● **Supplied records**:

____

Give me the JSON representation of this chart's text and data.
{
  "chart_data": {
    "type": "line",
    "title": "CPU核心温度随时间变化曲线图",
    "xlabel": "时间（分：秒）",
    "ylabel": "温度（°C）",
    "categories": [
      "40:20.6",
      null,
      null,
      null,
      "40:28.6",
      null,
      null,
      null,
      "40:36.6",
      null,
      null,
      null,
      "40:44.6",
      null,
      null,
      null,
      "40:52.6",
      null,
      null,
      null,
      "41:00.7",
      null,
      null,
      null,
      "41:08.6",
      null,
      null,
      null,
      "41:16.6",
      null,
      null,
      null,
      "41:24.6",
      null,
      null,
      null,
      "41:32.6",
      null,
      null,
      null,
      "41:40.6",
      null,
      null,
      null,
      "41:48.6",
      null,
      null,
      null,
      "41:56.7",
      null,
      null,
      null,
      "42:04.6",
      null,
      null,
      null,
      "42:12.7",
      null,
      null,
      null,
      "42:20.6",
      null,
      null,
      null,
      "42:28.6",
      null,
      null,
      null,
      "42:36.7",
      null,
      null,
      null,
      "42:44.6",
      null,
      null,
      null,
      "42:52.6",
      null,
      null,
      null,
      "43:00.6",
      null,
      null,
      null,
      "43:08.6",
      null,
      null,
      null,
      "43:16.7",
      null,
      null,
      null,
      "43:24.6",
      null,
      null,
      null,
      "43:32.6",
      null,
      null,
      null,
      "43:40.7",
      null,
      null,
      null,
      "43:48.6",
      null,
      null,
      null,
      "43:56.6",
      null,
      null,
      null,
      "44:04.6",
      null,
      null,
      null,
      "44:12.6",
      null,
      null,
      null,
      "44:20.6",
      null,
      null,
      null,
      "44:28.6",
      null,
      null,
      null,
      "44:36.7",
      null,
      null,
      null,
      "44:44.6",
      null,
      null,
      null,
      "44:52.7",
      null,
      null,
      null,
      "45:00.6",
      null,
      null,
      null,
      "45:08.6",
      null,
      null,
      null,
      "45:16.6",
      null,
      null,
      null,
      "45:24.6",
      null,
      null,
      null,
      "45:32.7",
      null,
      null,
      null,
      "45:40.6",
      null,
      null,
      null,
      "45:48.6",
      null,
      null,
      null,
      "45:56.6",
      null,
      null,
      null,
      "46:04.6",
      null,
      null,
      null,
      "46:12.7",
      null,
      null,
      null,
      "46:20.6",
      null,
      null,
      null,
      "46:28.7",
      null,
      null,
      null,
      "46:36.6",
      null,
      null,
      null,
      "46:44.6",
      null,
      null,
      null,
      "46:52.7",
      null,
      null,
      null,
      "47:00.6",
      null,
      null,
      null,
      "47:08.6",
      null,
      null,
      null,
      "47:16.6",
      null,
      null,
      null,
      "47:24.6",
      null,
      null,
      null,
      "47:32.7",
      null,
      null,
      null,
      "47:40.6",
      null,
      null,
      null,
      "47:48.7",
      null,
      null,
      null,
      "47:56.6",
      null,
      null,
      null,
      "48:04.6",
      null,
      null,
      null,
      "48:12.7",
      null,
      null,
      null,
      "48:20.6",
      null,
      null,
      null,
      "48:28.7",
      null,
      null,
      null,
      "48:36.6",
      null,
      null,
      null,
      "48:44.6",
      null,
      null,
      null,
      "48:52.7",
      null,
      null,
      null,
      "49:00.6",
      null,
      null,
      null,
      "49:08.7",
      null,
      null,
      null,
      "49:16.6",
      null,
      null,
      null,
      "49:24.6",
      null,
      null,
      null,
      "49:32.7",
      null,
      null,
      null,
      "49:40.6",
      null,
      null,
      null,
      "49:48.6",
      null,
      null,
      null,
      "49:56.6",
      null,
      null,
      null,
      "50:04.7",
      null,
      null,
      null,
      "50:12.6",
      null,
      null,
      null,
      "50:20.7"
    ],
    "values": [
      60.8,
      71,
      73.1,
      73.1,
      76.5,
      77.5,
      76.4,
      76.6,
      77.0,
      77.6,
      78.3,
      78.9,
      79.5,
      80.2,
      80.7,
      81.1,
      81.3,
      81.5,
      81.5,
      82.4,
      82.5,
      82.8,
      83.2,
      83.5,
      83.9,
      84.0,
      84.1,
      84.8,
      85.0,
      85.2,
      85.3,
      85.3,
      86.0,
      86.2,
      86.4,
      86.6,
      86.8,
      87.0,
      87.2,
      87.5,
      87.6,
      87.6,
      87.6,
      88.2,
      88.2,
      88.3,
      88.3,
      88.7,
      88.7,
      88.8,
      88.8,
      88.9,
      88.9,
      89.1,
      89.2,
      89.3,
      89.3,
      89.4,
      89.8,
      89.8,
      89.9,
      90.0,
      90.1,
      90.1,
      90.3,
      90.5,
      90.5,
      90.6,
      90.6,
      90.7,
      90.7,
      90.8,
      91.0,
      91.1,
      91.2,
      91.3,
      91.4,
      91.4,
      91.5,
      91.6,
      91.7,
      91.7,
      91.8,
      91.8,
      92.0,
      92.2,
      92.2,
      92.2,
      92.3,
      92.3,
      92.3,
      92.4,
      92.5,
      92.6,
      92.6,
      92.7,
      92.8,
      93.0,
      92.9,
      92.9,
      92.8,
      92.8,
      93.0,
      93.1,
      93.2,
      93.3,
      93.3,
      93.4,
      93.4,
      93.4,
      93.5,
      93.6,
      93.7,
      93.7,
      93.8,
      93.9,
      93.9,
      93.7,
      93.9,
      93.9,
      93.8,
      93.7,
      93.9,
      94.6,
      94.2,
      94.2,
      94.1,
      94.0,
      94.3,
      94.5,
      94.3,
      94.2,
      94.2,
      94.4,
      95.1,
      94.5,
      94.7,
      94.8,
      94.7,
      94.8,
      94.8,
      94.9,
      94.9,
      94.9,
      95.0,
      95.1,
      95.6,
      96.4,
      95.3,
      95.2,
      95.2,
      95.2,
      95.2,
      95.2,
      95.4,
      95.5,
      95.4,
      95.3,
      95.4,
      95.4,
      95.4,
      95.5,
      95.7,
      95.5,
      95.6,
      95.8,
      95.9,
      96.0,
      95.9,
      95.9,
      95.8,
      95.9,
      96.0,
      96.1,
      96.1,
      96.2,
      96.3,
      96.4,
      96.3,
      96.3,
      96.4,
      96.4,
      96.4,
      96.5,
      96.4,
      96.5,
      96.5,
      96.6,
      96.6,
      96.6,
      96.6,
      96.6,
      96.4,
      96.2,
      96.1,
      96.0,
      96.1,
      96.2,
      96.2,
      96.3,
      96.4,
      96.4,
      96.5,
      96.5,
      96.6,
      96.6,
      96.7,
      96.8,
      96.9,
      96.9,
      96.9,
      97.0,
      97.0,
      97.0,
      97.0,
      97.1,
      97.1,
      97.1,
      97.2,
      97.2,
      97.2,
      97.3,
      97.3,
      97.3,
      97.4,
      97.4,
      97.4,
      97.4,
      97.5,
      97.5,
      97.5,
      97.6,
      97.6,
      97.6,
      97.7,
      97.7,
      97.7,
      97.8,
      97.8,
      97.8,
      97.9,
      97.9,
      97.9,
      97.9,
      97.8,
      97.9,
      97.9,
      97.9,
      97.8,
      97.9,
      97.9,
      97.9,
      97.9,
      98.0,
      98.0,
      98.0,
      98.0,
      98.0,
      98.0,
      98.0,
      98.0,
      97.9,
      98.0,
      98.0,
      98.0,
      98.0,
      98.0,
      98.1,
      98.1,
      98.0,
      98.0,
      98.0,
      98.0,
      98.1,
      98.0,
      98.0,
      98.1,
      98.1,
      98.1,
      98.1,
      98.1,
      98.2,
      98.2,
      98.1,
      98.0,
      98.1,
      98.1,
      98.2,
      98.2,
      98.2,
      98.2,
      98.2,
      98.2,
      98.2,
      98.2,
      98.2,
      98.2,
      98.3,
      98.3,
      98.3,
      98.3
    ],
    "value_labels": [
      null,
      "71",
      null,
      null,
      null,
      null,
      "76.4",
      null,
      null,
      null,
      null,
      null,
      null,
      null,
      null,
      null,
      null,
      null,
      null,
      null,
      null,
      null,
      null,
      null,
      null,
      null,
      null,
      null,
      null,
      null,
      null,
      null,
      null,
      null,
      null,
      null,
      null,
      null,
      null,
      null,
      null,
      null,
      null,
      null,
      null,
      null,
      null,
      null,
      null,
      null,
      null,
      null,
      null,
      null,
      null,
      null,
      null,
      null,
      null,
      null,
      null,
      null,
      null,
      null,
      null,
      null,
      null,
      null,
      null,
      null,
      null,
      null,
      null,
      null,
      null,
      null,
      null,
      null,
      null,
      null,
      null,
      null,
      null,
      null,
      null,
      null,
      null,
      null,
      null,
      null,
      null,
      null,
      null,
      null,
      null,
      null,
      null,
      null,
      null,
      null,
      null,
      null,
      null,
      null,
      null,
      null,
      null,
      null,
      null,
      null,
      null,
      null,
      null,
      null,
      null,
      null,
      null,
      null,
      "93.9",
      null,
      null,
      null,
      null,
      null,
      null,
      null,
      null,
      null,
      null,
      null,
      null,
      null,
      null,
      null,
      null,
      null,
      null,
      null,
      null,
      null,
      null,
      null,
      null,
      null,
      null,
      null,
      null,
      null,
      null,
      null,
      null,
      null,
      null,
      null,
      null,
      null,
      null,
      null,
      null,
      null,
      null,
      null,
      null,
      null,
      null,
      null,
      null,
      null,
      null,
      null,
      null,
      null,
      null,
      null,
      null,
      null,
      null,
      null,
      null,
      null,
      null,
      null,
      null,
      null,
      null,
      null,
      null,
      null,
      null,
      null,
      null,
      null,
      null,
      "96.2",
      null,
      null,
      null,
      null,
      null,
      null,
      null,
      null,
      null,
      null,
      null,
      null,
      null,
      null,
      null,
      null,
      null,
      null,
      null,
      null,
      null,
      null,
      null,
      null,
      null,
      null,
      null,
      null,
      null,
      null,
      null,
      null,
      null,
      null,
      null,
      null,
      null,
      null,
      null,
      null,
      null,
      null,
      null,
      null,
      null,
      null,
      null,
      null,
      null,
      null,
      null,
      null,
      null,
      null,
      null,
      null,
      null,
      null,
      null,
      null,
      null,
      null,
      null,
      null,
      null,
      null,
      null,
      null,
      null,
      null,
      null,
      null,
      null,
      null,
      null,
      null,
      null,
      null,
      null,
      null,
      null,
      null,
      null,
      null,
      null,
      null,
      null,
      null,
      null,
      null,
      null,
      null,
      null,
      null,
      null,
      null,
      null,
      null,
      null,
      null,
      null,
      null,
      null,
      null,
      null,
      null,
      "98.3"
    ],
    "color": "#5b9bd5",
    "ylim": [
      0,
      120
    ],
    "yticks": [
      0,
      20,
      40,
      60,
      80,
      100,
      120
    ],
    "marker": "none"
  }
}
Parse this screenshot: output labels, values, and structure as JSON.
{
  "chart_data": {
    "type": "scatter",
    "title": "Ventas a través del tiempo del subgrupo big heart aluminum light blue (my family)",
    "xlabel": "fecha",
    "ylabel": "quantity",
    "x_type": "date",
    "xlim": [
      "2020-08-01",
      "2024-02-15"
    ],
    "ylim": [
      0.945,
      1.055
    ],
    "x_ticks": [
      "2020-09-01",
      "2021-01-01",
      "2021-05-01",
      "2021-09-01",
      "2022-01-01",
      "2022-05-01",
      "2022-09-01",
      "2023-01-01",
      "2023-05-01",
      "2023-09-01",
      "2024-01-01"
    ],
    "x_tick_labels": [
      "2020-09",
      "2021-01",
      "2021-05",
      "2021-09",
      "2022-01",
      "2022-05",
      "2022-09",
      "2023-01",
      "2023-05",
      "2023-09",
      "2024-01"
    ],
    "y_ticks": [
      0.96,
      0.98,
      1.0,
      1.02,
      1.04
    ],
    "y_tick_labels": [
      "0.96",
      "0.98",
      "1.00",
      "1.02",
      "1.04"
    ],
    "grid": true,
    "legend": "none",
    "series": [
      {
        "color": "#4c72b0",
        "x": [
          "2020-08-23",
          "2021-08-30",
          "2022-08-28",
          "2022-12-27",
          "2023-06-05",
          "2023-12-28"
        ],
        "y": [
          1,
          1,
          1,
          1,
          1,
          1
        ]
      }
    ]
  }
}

____

Word for word, quote the lines from the line containing "Parse this screenshot: output" through the end of the material, both included, and nothing else.

Parse this screenshot: output labels, values, and structure as JSON.
{
  "chart_data": {
    "type": "scatter",
    "title": "Ventas a través del tiempo del subgrupo big heart aluminum light blue (my family)",
    "xlabel": "fecha",
    "ylabel": "quantity",
    "x_type": "date",
    "xlim": [
      "2020-08-01",
      "2024-02-15"
    ],
    "ylim": [
      0.945,
      1.055
    ],
    "x_ticks": [
      "2020-09-01",
      "2021-01-01",
      "2021-05-01",
      "2021-09-01",
      "2022-01-01",
      "2022-05-01",
      "2022-09-01",
      "2023-01-01",
      "2023-05-01",
      "2023-09-01",
      "2024-01-01"
    ],
    "x_tick_labels": [
      "2020-09",
      "2021-01",
      "2021-05",
      "2021-09",
      "2022-01",
      "2022-05",
      "2022-09",
      "2023-01",
      "2023-05",
      "2023-09",
      "2024-01"
    ],
    "y_ticks": [
      0.96,
      0.98,
      1.0,
      1.02,
      1.04
    ],
    "y_tick_labels": [
      "0.96",
      "0.98",
      "1.00",
      "1.02",
      "1.04"
    ],
    "grid": true,
    "legend": "none",
    "series": [
      {
        "color": "#4c72b0",
        "x": [
          "2020-08-23",
          "2021-08-30",
          "2022-08-28",
          "2022-12-27",
          "2023-06-05",
          "2023-12-28"
        ],
        "y": [
          1,
          1,
          1,
          1,
          1,
          1
        ]
      }
    ]
  }
}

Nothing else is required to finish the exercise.